- **OBJECTIVE**
Extract the full text below on the 2011 Violent Scenes Detection task and reproduce it word for word, keeping every line and heading.

-- begin PASSAGE PROVIDED --

Affect Task

The 2011 Affect Task: Violent Scenes Detection
This task requires participants to deploy multimodal features to automatically detect portions of movies containing violent material. Violence is defined as "physical violence or accident resulting in human injury or pain". Any features automatically extracted from the video, including the subtitles, can be used by participants.

This challenge derives from a use case at Technicolor. The use case involves helping users choose movies that are suitable for children of different ages. The movies should be suitable in terms of their violent content, e.g., for viewing by users' families. Users select or reject movies by previewing parts of the movies (i.e., scenes or segments) that are the most violent.

Target group
Researchers in the areas of event detection, multimedia affect or multimedia content analysis.

-- end PASSAGE PROVIDED --
-- begin DATA EXCERPT --

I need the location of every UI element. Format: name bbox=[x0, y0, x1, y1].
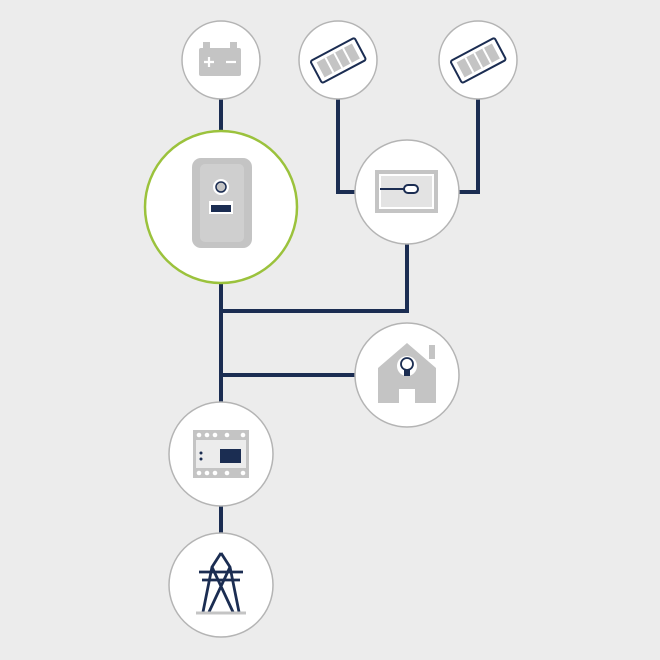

-- end DATA EXCERPT --

- **RESPONSE**
Affect Task

The 2011 Affect Task: Violent Scenes Detection
This task requires participants to deploy multimodal features to automatically detect portions of movies containing violent material. Violence is defined as "physical violence or accident resulting in human injury or pain". Any features automatically extracted from the video, including the subtitles, can be used by participants.

This challenge derives from a use case at Technicolor. The use case involves helping users choose movies that are suitable for children of different ages. The movies should be suitable in terms of their violent content, e.g., for viewing by users' families. Users select or reject movies by previewing parts of the movies (i.e., scenes or segments) that are the most violent.

Target group
Researchers in the areas of event detection, multimedia affect or multimedia content analysis.